- Required task:
Work through the records below and tally every line containing "PAST". Reply with the total alone.

- Provided records:
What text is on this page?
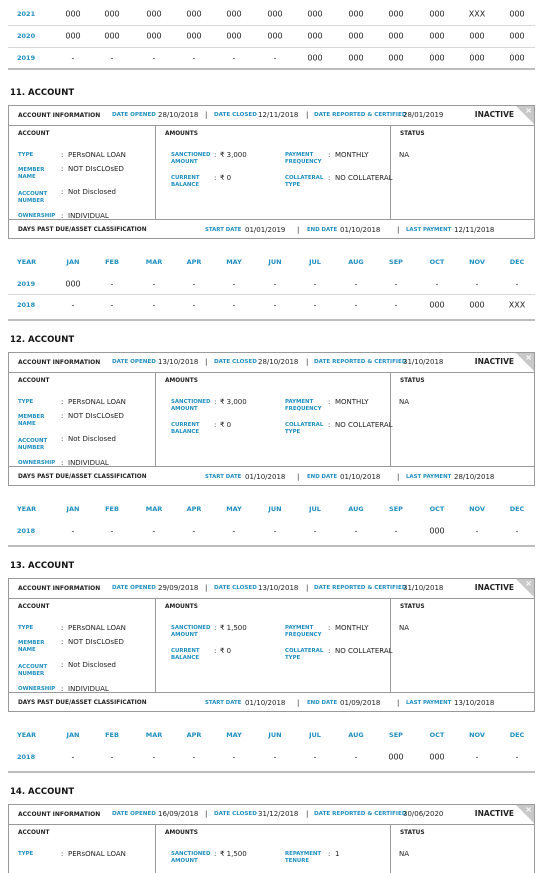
2021	000	000	000	000	000	000	000	000	000	000	XXX	000
2020	000	000	000	000	000	000	000	000	000	000	000	000
2019	-	-	-	-	-	-	000	000	000	000	000	000
11. ACCOUNT
ACCOUNT INFORMATION DATE OPENED 28/10/2018 | DATE CLOSED 12/11/2018 | DATE REPORTED & CERTIFIED
28/01/2019	INACTIVE ×
ACCOUNT
TYPE	: PERsONAL LOAN
MEMBER NAME
: NOT DIsCLOsED
ACCOUNT NUMBER
: Not Disclosed
OWNERSHIP : INDIVIDUAL
AMOUNTS
SANCTIONED AMOUNT
: ₹ 3,000
CURRENT BALANCE
: ₹ 0
PAYMENT FREQUENCY
: MONTHLY
COLLATERAL TYPE
: NO COLLATERAL
STATUS
NA
DAYS PAST DUE/ASSET CLASSIFICATION	START DATE 01/01/2019 | END DATE 01/10/2018 | LAST PAYMENT 12/11/2018
YEAR	JAN	FEB	MAR	APR	MAY	JUN	JUL	AUG	SEP	OCT	NOV	DEC
2019	000	-	-	-	-	-	-	-	-	-	-	-
2018	-	-	-	-	-	-	-	-	-	000	000	XXX
12. ACCOUNT
ACCOUNT INFORMATION DATE OPENED 13/10/2018 | DATE CLOSED 28/10/2018 | DATE REPORTED & CERTIFIED
31/10/2018	INACTIVE ×
ACCOUNT
TYPE	: PERsONAL LOAN
MEMBER NAME
: NOT DIsCLOsED
ACCOUNT NUMBER
: Not Disclosed
OWNERSHIP : INDIVIDUAL
AMOUNTS
SANCTIONED AMOUNT
: ₹ 3,000
CURRENT BALANCE
: ₹ 0
PAYMENT FREQUENCY
: MONTHLY
COLLATERAL TYPE
: NO COLLATERAL
STATUS
NA
DAYS PAST DUE/ASSET CLASSIFICATION	START DATE 01/10/2018 | END DATE 01/10/2018 | LAST PAYMENT 28/10/2018
YEAR	JAN	FEB	MAR	APR	MAY	JUN	JUL	AUG	SEP	OCT	NOV	DEC
2018	-	-	-	-	-	-	-	-	-	000	-	-
13. ACCOUNT
ACCOUNT INFORMATION DATE OPENED 29/09/2018 | DATE CLOSED 13/10/2018 | DATE REPORTED & CERTIFIED
31/10/2018	INACTIVE ×
ACCOUNT
TYPE	: PERsONAL LOAN
MEMBER NAME
: NOT DIsCLOsED
ACCOUNT NUMBER
: Not Disclosed
OWNERSHIP : INDIVIDUAL
AMOUNTS
SANCTIONED AMOUNT
: ₹ 1,500
CURRENT BALANCE
: ₹ 0
PAYMENT FREQUENCY
: MONTHLY
COLLATERAL TYPE
: NO COLLATERAL
STATUS
NA
DAYS PAST DUE/ASSET CLASSIFICATION	START DATE 01/10/2018 | END DATE 01/09/2018 | LAST PAYMENT 13/10/2018
YEAR	JAN	FEB	MAR	APR	MAY	JUN	JUL	AUG	SEP	OCT	NOV	DEC
2018	-	-	-	-	-	-	-	-	000	000	-	-
14. ACCOUNT
ACCOUNT INFORMATION DATE OPENED 16/09/2018 | DATE CLOSED 31/12/2018 | DATE REPORTED & CERTIFIED
30/06/2020	INACTIVE ×
ACCOUNT
TYPE	: PERsONAL LOAN
AMOUNTS
SANCTIONED AMOUNT
: ₹ 1,500	REPAYMENT TENURE
: 1
STATUS
NA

- In response:
3